Problem to work on: Images should be left out, and everything else in the listing reproduced exactly.

[Stored data]
....

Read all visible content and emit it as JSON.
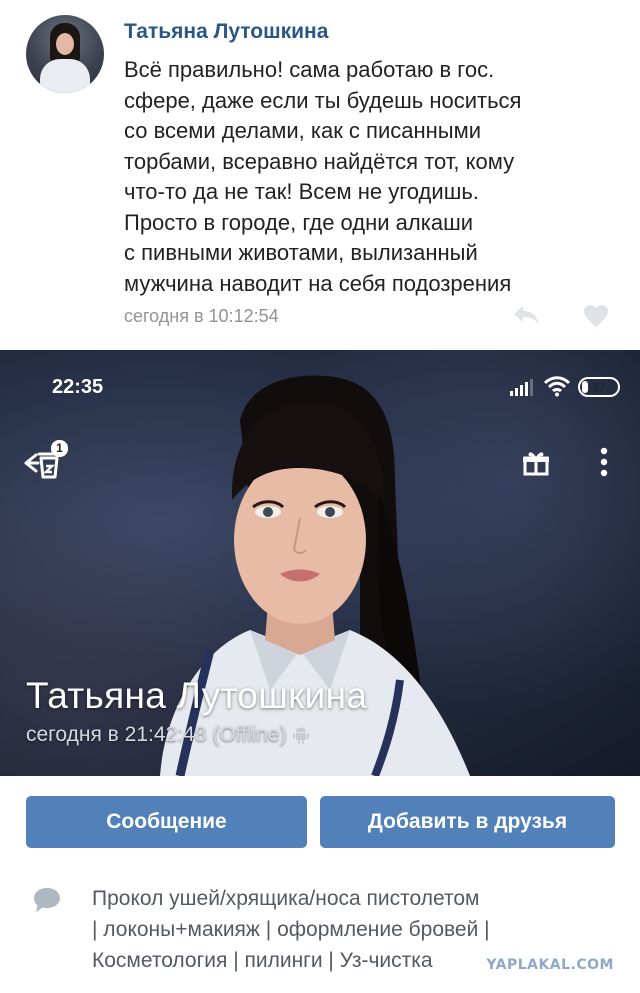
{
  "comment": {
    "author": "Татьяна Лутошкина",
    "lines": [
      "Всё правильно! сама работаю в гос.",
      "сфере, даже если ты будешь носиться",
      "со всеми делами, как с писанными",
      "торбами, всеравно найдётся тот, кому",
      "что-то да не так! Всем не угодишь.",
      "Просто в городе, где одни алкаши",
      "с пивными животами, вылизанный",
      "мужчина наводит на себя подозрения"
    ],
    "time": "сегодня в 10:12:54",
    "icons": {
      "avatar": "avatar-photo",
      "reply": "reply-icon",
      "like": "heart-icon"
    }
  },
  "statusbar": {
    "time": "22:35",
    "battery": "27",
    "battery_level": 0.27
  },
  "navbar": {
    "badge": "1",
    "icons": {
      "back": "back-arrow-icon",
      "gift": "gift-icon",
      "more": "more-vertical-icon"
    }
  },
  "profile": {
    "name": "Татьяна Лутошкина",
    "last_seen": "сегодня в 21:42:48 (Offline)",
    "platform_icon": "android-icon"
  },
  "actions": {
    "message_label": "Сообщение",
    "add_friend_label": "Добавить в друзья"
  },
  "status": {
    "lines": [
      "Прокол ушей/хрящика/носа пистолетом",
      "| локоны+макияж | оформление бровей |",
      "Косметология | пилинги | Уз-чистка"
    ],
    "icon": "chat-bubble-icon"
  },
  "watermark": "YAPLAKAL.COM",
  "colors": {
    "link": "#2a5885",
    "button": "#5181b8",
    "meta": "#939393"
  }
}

....

Solution for this exercise:
Read all visible content and emit it as JSON.
{
  "comment": {
    "author": "Татьяна Лутошкина",
    "lines": [
      "Всё правильно! сама работаю в гос.",
      "сфере, даже если ты будешь носиться",
      "со всеми делами, как с писанными",
      "торбами, всеравно найдётся тот, кому",
      "что-то да не так! Всем не угодишь.",
      "Просто в городе, где одни алкаши",
      "с пивными животами, вылизанный",
      "мужчина наводит на себя подозрения"
    ],
    "time": "сегодня в 10:12:54",
    "icons": {
      "avatar": "avatar-photo",
      "reply": "reply-icon",
      "like": "heart-icon"
    }
  },
  "statusbar": {
    "time": "22:35",
    "battery": "27",
    "battery_level": 0.27
  },
  "navbar": {
    "badge": "1",
    "icons": {
      "back": "back-arrow-icon",
      "gift": "gift-icon",
      "more": "more-vertical-icon"
    }
  },
  "profile": {
    "name": "Татьяна Лутошкина",
    "last_seen": "сегодня в 21:42:48 (Offline)",
    "platform_icon": "android-icon"
  },
  "actions": {
    "message_label": "Сообщение",
    "add_friend_label": "Добавить в друзья"
  },
  "status": {
    "lines": [
      "Прокол ушей/хрящика/носа пистолетом",
      "| локоны+макияж | оформление бровей |",
      "Косметология | пилинги | Уз-чистка"
    ],
    "icon": "chat-bubble-icon"
  },
  "watermark": "YAPLAKAL.COM",
  "colors": {
    "link": "#2a5885",
    "button": "#5181b8",
    "meta": "#939393"
  }
}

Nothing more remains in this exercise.